● **TEXT TO READ**:

+-------+

Mark Rosewater (born May 25, 1967) is the  head designer for Magic: The Gathering, a position he has held since 2003.

Biography
Rosewater grew up in Pepper Pike, Ohio. In his youth, he worked as a professional magician. Rosewater has described his young self as a "social outcast" whose intelligence and small size led to bullying, and he never naturally lost his baby teeth, which had to be surgically removed. Despite these difficulties, he became a successful high school student at Orange High School with numerous scholarship offers. He attended Boston University, where he earned a Bachelor of Science in Communication.

Career

Television

After graduating, Rosewater started his career in television as a runner. He then found work as a writer. Before 1994 he was on the writing staff of Roseanne. He is credited for two Roseanne episodes: "Vegas, Vegas" and "Take My Bike, Please", both aired in 1991. He considered his time in Hollywood a "roller coaster ride."  While working as a freelance writer he took a job at a game store in order to have some social contacts. Working there he first found out about Magic: The Gathering from a customer.

+-------+

Stored items from a collection:
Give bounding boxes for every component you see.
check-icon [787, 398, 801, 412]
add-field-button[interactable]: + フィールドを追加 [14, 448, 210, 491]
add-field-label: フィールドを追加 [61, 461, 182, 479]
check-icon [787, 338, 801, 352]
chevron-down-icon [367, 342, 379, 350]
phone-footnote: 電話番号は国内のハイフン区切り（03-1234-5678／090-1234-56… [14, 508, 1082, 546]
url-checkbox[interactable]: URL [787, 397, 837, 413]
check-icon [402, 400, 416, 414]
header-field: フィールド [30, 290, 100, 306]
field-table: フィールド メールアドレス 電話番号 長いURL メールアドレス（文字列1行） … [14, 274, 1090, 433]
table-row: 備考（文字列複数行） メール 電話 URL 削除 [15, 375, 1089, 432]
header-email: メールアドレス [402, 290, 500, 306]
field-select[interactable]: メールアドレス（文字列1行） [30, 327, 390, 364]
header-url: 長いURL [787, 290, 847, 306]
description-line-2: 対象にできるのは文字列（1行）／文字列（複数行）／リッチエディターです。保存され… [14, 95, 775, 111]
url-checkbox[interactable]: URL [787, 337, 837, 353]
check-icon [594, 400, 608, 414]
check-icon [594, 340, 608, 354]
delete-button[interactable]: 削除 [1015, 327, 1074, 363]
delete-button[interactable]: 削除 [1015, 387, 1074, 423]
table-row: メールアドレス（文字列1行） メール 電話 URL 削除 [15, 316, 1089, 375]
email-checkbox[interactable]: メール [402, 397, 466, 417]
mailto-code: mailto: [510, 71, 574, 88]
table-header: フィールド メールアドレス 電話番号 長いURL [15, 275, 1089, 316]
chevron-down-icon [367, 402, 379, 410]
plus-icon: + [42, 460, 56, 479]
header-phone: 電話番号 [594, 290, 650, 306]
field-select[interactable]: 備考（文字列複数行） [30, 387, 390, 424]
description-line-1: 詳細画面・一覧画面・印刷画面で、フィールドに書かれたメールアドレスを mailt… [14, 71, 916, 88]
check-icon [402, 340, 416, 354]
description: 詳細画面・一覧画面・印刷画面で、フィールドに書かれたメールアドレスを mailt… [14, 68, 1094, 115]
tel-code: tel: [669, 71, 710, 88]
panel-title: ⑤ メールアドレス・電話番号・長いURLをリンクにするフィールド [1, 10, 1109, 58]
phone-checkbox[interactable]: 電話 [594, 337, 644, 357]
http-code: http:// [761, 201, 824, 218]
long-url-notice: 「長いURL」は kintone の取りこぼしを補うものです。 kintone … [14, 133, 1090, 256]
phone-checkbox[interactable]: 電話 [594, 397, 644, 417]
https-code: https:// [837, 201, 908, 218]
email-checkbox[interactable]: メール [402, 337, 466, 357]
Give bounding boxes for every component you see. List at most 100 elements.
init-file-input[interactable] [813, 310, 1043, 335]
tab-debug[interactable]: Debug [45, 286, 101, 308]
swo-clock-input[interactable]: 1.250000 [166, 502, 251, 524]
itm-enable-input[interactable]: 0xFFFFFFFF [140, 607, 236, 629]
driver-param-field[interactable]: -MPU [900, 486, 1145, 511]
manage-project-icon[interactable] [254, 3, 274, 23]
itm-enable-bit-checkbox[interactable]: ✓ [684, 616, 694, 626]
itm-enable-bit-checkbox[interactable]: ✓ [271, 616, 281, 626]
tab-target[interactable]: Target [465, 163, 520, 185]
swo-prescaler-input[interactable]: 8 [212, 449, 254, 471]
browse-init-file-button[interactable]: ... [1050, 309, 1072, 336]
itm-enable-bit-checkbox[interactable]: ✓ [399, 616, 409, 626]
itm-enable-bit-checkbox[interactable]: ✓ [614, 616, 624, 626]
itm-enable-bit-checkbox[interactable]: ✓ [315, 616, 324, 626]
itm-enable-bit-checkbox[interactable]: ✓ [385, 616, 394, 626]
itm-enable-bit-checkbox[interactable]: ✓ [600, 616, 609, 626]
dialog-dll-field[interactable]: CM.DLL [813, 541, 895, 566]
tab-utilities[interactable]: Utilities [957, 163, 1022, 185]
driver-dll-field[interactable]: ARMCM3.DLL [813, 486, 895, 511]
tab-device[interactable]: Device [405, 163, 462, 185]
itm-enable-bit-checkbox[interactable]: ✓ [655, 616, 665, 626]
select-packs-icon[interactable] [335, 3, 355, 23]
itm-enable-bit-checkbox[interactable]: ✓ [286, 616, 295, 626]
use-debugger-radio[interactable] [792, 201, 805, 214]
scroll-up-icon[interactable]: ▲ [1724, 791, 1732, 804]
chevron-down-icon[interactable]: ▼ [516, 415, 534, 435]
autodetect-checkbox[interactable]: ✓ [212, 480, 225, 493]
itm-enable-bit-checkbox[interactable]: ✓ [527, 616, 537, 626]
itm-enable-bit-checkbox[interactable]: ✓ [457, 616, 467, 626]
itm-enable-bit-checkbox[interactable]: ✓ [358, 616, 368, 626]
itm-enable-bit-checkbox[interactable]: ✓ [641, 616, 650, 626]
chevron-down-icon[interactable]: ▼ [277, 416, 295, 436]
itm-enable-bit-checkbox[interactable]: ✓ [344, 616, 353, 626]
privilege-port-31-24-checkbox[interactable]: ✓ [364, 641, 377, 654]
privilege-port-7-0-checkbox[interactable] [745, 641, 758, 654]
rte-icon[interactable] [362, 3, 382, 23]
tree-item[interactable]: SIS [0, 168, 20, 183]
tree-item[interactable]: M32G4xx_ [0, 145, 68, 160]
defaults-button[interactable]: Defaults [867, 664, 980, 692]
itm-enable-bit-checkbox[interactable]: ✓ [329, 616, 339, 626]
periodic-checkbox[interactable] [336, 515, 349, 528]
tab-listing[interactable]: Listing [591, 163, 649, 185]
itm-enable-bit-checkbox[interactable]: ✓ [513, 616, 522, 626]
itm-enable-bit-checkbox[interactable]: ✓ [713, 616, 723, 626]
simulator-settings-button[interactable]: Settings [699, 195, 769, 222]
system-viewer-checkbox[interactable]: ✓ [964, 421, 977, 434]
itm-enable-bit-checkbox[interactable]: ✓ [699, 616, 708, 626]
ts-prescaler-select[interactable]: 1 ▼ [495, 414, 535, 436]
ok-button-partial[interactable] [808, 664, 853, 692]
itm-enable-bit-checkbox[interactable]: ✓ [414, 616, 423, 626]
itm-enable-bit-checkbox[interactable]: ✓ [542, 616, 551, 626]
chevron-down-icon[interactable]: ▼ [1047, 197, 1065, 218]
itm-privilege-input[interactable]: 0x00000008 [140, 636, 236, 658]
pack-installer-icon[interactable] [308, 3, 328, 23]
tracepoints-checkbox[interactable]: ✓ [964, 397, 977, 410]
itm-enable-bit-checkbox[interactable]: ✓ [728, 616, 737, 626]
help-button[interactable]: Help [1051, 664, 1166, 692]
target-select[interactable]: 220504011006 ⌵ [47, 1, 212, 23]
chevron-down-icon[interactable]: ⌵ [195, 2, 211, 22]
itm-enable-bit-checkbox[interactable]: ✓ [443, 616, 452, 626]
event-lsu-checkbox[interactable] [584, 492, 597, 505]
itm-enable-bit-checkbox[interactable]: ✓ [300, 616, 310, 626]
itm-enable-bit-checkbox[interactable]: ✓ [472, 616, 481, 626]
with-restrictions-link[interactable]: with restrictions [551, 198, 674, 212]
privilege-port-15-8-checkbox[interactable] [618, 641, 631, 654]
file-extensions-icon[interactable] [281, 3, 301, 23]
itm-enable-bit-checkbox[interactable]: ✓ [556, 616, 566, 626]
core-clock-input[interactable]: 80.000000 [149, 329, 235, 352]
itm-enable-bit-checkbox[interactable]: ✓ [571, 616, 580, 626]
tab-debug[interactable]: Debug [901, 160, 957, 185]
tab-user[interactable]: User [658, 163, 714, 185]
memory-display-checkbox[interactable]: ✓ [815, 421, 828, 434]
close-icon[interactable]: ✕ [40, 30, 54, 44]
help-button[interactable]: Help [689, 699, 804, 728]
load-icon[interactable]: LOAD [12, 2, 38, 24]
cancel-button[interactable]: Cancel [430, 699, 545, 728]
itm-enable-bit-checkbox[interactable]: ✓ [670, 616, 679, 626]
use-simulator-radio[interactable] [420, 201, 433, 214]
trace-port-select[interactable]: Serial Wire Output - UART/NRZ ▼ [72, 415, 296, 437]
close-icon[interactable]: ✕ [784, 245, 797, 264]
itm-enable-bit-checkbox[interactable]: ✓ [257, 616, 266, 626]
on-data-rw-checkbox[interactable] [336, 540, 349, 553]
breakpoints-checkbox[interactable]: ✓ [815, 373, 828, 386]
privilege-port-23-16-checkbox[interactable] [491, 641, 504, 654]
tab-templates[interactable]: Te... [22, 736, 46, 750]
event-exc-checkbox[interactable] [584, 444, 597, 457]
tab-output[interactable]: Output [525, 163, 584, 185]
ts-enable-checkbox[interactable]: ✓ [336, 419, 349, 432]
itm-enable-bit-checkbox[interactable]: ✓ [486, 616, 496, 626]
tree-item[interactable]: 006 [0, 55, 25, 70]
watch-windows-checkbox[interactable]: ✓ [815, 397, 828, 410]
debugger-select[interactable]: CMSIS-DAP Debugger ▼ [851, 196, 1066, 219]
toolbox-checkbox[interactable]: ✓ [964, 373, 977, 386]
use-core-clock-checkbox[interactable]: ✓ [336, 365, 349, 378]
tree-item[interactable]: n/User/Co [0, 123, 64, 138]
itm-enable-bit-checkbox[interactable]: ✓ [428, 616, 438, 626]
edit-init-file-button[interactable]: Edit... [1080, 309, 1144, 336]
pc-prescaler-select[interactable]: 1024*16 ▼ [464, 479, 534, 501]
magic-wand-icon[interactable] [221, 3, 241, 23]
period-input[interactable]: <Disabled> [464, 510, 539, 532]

+-------+

● **BRIEF A**: Reproduce the passage of the Mark Rosewater biography starting at "After graduating, Rosewater" and ending at "from a customer.".
● **BRIEF B**: Summarize the Mark Rosewater biography in two sentences.
● **BRIEF C**: Carry the Mark Rosewater biography on from its last sentence.
The entries are separate material, unrelated to the Mark Rosewater biography.

● **EXERCISE RESPONSE A**:
After graduating, Rosewater started his career in television as a runner. He then found work as a writer. Before 1994 he was on the writing staff of Roseanne. He is credited for two Roseanne episodes: "Vegas, Vegas" and "Take My Bike, Please", both aired in 1991. He considered his time in Hollywood a "roller coaster ride."  While working as a freelance writer he took a job at a game store in order to have some social contacts. Working there he first found out about Magic: The Gathering from a customer.

● **EXERCISE RESPONSE B**: Mark Rosewater, born May 25, 1967, has been head designer for Magic: The Gathering since 2003; he grew up in Pepper Pike, Ohio, and earned a Bachelor of Science in Communication at Boston University. He began in television as a runner and then became a writer on Roseanne, and he first learned about Magic from a customer at a game store where he worked while freelancing.

● **EXERCISE RESPONSE C**:
Magic: The Gathering
Since 1995, Rosewater has worked for Wizards of the Coast, the company which makes Magic: The Gathering. He wrote puzzles based on Magic cards and other articles for The Duelist, the Wizards of the Coast magazine promoting and covering Magic. In 1996 Magic: The Puzzling was published, a collection of 25 puzzles written for The Duelist.  Since 1996 Rosewater has worked for Wizards of the Coast as a designer of Magic cards. Rosewater has designed at least one card for every Magic expansion since Alliances. While working for Wizards of the Coast, he wrote columns called “Insider Trading” for the magazines The Duelist, Topdeck, and The Sideboard which gave an inside look at Magic design.

Rosewater has been the lead designer for Tempest, Urza’s Destiny, Odyssey, Mirrodin, Fifth Dawn, Ravnica: City of Guilds, Future Sight, Shadowmoor, Eventide, Zendikar, Scars of Mirrodin, Innistrad, Dark Ascension, Gatecrash, Dragon's Maze, Theros, Khans of Tarkir, Battle for Zendikar, Kaladesh, Amonkhet, Ixalan, Unstable, Dominaria, Guilds of Ravnica, Ravnica Allegiance, War of the Spark, Throne of Eldraine, Unsanctioned, Ikoria: Lair of Behemoths, and Zendikar Rising. He was also the sole designer of Unglued; in it he combined his career as a magic card designer with his previous career as a comedy writer. Picking up on the comic note of the "un"-sets, he judged the Unglued pre-release wearing a chicken suit and the Unhinged pre-release wearing a donkey suit. He also wrote flavor text in various sets including Mirage and Tempest.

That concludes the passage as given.